**Description of the task**
Below, find each line holding "this" and state how many there are, using the number alone.

────────────────

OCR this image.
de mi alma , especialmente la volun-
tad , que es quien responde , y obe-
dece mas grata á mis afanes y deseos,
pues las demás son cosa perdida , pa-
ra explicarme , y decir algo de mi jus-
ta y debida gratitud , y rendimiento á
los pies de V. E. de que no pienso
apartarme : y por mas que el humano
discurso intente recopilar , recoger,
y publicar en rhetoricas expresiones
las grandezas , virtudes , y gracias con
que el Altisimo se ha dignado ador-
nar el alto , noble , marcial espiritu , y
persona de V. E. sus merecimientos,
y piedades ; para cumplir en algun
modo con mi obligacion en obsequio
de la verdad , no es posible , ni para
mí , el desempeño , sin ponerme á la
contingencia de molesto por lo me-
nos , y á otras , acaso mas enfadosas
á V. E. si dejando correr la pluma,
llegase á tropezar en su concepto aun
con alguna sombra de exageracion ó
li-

────────────────

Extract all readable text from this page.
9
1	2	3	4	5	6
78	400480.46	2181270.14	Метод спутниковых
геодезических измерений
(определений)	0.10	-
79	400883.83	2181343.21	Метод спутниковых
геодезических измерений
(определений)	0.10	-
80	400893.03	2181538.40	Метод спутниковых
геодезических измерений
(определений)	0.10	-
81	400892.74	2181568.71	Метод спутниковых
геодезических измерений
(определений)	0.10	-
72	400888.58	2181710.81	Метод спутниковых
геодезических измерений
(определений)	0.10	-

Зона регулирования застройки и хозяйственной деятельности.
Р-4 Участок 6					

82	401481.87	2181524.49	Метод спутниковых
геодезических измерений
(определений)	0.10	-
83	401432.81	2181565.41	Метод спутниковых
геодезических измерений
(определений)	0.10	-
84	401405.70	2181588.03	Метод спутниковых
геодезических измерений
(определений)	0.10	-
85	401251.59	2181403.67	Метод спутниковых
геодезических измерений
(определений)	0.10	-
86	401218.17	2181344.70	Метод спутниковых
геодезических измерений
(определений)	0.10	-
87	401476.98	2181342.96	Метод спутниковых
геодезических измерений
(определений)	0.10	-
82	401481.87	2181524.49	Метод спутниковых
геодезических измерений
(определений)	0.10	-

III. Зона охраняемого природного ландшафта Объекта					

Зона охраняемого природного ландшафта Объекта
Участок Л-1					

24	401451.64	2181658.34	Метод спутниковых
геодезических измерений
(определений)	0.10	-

────────────────

**In response**
2